### [PROBLEM TO WORK ON]
What number of lines hold the word "براوية"? State that number and nothing besides.

### [Entries from a dataset]
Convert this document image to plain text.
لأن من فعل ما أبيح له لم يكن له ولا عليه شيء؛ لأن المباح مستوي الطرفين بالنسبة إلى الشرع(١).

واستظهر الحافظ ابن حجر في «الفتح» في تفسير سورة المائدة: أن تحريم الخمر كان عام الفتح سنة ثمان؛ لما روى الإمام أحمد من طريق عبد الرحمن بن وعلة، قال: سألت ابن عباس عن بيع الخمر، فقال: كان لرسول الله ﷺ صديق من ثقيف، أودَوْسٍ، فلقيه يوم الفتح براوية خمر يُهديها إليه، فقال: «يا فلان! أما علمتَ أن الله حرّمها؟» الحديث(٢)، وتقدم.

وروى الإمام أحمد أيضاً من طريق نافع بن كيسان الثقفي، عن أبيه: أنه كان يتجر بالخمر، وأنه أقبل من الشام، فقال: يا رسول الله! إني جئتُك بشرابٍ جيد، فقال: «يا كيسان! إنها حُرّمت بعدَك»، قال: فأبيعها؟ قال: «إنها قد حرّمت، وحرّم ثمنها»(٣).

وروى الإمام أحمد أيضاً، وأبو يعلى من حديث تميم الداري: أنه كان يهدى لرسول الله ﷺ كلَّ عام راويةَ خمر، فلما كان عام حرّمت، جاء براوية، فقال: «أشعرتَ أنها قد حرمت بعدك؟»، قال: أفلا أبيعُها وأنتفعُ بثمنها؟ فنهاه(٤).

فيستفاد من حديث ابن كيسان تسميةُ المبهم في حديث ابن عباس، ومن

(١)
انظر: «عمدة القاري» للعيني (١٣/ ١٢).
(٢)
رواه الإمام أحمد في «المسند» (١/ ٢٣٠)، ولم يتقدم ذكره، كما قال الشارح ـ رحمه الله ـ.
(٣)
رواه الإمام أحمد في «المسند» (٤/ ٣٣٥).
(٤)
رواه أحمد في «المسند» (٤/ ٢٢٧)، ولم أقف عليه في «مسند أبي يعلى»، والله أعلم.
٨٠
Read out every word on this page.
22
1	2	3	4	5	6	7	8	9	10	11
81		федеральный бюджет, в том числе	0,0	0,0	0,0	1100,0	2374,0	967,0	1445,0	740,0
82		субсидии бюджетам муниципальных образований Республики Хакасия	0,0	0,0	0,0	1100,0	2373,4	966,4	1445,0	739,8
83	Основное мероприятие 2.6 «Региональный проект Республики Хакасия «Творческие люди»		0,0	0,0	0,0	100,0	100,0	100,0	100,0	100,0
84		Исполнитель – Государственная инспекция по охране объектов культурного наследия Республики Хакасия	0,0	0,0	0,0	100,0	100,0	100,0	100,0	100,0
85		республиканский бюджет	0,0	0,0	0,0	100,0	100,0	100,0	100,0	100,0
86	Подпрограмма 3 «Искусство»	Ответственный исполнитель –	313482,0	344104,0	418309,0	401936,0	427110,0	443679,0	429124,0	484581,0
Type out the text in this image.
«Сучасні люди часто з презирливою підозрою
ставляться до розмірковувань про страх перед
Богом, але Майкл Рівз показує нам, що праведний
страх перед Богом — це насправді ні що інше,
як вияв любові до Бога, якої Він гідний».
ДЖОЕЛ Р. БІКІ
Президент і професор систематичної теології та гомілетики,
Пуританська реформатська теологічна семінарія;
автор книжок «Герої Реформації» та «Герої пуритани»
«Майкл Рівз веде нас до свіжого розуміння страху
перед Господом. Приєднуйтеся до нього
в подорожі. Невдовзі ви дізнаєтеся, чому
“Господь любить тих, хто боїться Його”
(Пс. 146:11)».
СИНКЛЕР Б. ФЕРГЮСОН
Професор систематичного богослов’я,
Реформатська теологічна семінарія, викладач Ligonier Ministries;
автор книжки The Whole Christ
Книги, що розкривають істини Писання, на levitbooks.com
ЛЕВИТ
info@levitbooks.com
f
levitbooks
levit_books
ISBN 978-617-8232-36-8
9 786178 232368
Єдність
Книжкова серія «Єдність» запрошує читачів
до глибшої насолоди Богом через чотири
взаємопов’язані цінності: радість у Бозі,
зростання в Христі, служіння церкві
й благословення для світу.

### [FULL SOLUTION]
2